►

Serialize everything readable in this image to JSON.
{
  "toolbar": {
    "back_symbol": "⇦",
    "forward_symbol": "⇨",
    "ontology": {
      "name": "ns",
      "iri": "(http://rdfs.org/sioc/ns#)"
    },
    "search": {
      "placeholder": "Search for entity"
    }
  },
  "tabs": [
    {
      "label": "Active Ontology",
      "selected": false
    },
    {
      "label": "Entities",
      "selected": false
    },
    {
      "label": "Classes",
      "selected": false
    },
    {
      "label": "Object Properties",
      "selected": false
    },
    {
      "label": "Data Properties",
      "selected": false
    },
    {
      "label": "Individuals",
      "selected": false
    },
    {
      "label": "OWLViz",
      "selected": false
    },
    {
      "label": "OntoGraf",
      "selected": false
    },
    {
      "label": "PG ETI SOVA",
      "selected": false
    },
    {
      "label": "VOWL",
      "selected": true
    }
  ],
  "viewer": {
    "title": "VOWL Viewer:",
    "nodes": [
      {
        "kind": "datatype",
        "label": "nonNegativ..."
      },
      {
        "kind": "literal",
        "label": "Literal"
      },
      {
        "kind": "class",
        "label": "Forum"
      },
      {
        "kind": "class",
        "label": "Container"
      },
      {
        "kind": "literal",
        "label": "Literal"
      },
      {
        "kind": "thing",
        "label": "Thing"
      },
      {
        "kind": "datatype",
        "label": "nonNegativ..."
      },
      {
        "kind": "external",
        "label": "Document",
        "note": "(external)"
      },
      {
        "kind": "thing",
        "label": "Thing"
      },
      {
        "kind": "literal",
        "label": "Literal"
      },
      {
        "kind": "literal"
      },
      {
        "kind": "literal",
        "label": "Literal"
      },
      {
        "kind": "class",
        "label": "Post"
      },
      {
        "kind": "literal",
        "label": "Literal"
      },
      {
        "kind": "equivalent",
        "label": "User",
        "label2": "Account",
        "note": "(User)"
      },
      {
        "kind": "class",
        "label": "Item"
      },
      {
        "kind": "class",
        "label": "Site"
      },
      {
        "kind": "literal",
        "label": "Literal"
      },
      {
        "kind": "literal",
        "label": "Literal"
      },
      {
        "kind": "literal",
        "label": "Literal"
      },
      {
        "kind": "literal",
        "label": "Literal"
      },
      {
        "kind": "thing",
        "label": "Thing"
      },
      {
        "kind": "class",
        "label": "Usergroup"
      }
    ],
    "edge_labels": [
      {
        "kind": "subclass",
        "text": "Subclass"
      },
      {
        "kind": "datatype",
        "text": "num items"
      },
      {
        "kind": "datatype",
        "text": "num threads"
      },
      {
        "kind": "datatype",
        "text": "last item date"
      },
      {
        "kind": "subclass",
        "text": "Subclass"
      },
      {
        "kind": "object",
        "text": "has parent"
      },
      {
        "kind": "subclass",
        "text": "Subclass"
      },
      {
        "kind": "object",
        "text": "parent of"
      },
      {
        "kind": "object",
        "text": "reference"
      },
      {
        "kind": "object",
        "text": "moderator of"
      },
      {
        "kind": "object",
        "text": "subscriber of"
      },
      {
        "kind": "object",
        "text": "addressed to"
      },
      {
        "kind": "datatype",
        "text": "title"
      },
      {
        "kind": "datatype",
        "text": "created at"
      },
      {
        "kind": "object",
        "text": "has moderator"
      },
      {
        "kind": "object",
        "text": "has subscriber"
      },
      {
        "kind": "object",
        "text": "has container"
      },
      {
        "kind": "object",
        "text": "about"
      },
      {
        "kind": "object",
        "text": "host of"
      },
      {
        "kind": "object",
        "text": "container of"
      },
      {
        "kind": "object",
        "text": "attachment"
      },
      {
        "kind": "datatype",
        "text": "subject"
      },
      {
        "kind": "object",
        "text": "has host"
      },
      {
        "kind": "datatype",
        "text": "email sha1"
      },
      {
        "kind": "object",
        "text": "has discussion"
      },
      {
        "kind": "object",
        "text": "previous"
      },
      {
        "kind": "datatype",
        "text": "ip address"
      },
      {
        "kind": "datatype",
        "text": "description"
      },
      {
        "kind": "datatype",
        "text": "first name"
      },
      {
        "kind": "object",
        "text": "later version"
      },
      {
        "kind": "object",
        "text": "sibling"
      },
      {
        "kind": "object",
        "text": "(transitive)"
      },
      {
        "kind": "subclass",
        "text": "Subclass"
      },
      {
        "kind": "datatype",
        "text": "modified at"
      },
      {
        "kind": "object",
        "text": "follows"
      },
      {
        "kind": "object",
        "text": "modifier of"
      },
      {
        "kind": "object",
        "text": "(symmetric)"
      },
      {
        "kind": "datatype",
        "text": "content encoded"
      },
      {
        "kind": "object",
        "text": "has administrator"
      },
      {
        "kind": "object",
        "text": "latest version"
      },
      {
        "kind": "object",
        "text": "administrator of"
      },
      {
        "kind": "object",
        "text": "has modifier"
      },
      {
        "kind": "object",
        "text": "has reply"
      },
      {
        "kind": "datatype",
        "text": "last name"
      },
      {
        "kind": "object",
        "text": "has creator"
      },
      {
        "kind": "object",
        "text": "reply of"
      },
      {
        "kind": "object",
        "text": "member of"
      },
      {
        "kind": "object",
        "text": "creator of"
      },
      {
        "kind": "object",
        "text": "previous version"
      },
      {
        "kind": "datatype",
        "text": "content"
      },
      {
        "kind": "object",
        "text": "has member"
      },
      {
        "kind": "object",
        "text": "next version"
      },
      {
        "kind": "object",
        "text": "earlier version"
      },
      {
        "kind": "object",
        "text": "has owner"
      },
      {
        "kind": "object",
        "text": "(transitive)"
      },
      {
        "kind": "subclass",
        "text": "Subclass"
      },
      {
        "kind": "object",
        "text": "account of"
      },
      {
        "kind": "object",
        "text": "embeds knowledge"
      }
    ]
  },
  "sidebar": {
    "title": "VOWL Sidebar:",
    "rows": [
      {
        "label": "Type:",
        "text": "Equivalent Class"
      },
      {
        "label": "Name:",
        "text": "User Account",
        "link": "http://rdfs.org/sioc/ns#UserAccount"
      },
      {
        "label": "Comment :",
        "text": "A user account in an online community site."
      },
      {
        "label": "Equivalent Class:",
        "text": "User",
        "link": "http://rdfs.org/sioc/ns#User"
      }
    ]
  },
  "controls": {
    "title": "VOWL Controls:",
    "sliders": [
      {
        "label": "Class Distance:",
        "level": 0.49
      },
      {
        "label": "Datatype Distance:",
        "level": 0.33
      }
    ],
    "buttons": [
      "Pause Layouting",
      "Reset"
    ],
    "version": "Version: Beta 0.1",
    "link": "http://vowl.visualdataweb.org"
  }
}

◄

### INSTRUCTIONS FOR THE TASK
Please reproduce each line exactly as written.

### EXERCISE SOLUTION
Serialize everything readable in this image to JSON.
{
  "toolbar": {
    "back_symbol": "⇦",
    "forward_symbol": "⇨",
    "ontology": {
      "name": "ns",
      "iri": "(http://rdfs.org/sioc/ns#)"
    },
    "search": {
      "placeholder": "Search for entity"
    }
  },
  "tabs": [
    {
      "label": "Active Ontology",
      "selected": false
    },
    {
      "label": "Entities",
      "selected": false
    },
    {
      "label": "Classes",
      "selected": false
    },
    {
      "label": "Object Properties",
      "selected": false
    },
    {
      "label": "Data Properties",
      "selected": false
    },
    {
      "label": "Individuals",
      "selected": false
    },
    {
      "label": "OWLViz",
      "selected": false
    },
    {
      "label": "OntoGraf",
      "selected": false
    },
    {
      "label": "PG ETI SOVA",
      "selected": false
    },
    {
      "label": "VOWL",
      "selected": true
    }
  ],
  "viewer": {
    "title": "VOWL Viewer:",
    "nodes": [
      {
        "kind": "datatype",
        "label": "nonNegativ..."
      },
      {
        "kind": "literal",
        "label": "Literal"
      },
      {
        "kind": "class",
        "label": "Forum"
      },
      {
        "kind": "class",
        "label": "Container"
      },
      {
        "kind": "literal",
        "label": "Literal"
      },
      {
        "kind": "thing",
        "label": "Thing"
      },
      {
        "kind": "datatype",
        "label": "nonNegativ..."
      },
      {
        "kind": "external",
        "label": "Document",
        "note": "(external)"
      },
      {
        "kind": "thing",
        "label": "Thing"
      },
      {
        "kind": "literal",
        "label": "Literal"
      },
      {
        "kind": "literal"
      },
      {
        "kind": "literal",
        "label": "Literal"
      },
      {
        "kind": "class",
        "label": "Post"
      },
      {
        "kind": "literal",
        "label": "Literal"
      },
      {
        "kind": "equivalent",
        "label": "User",
        "label2": "Account",
        "note": "(User)"
      },
      {
        "kind": "class",
        "label": "Item"
      },
      {
        "kind": "class",
        "label": "Site"
      },
      {
        "kind": "literal",
        "label": "Literal"
      },
      {
        "kind": "literal",
        "label": "Literal"
      },
      {
        "kind": "literal",
        "label": "Literal"
      },
      {
        "kind": "literal",
        "label": "Literal"
      },
      {
        "kind": "thing",
        "label": "Thing"
      },
      {
        "kind": "class",
        "label": "Usergroup"
      }
    ],
    "edge_labels": [
      {
        "kind": "subclass",
        "text": "Subclass"
      },
      {
        "kind": "datatype",
        "text": "num items"
      },
      {
        "kind": "datatype",
        "text": "num threads"
      },
      {
        "kind": "datatype",
        "text": "last item date"
      },
      {
        "kind": "subclass",
        "text": "Subclass"
      },
      {
        "kind": "object",
        "text": "has parent"
      },
      {
        "kind": "subclass",
        "text": "Subclass"
      },
      {
        "kind": "object",
        "text": "parent of"
      },
      {
        "kind": "object",
        "text": "reference"
      },
      {
        "kind": "object",
        "text": "moderator of"
      },
      {
        "kind": "object",
        "text": "subscriber of"
      },
      {
        "kind": "object",
        "text": "addressed to"
      },
      {
        "kind": "datatype",
        "text": "title"
      },
      {
        "kind": "datatype",
        "text": "created at"
      },
      {
        "kind": "object",
        "text": "has moderator"
      },
      {
        "kind": "object",
        "text": "has subscriber"
      },
      {
        "kind": "object",
        "text": "has container"
      },
      {
        "kind": "object",
        "text": "about"
      },
      {
        "kind": "object",
        "text": "host of"
      },
      {
        "kind": "object",
        "text": "container of"
      },
      {
        "kind": "object",
        "text": "attachment"
      },
      {
        "kind": "datatype",
        "text": "subject"
      },
      {
        "kind": "object",
        "text": "has host"
      },
      {
        "kind": "datatype",
        "text": "email sha1"
      },
      {
        "kind": "object",
        "text": "has discussion"
      },
      {
        "kind": "object",
        "text": "previous"
      },
      {
        "kind": "datatype",
        "text": "ip address"
      },
      {
        "kind": "datatype",
        "text": "description"
      },
      {
        "kind": "datatype",
        "text": "first name"
      },
      {
        "kind": "object",
        "text": "later version"
      },
      {
        "kind": "object",
        "text": "sibling"
      },
      {
        "kind": "object",
        "text": "(transitive)"
      },
      {
        "kind": "subclass",
        "text": "Subclass"
      },
      {
        "kind": "datatype",
        "text": "modified at"
      },
      {
        "kind": "object",
        "text": "follows"
      },
      {
        "kind": "object",
        "text": "modifier of"
      },
      {
        "kind": "object",
        "text": "(symmetric)"
      },
      {
        "kind": "datatype",
        "text": "content encoded"
      },
      {
        "kind": "object",
        "text": "has administrator"
      },
      {
        "kind": "object",
        "text": "latest version"
      },
      {
        "kind": "object",
        "text": "administrator of"
      },
      {
        "kind": "object",
        "text": "has modifier"
      },
      {
        "kind": "object",
        "text": "has reply"
      },
      {
        "kind": "datatype",
        "text": "last name"
      },
      {
        "kind": "object",
        "text": "has creator"
      },
      {
        "kind": "object",
        "text": "reply of"
      },
      {
        "kind": "object",
        "text": "member of"
      },
      {
        "kind": "object",
        "text": "creator of"
      },
      {
        "kind": "object",
        "text": "previous version"
      },
      {
        "kind": "datatype",
        "text": "content"
      },
      {
        "kind": "object",
        "text": "has member"
      },
      {
        "kind": "object",
        "text": "next version"
      },
      {
        "kind": "object",
        "text": "earlier version"
      },
      {
        "kind": "object",
        "text": "has owner"
      },
      {
        "kind": "object",
        "text": "(transitive)"
      },
      {
        "kind": "subclass",
        "text": "Subclass"
      },
      {
        "kind": "object",
        "text": "account of"
      },
      {
        "kind": "object",
        "text": "embeds knowledge"
      }
    ]
  },
  "sidebar": {
    "title": "VOWL Sidebar:",
    "rows": [
      {
        "label": "Type:",
        "text": "Equivalent Class"
      },
      {
        "label": "Name:",
        "text": "User Account",
        "link": "http://rdfs.org/sioc/ns#UserAccount"
      },
      {
        "label": "Comment :",
        "text": "A user account in an online community site."
      },
      {
        "label": "Equivalent Class:",
        "text": "User",
        "link": "http://rdfs.org/sioc/ns#User"
      }
    ]
  },
  "controls": {
    "title": "VOWL Controls:",
    "sliders": [
      {
        "label": "Class Distance:",
        "level": 0.49
      },
      {
        "label": "Datatype Distance:",
        "level": 0.33
      }
    ],
    "buttons": [
      "Pause Layouting",
      "Reset"
    ],
    "version": "Version: Beta 0.1",
    "link": "http://vowl.visualdataweb.org"
  }
}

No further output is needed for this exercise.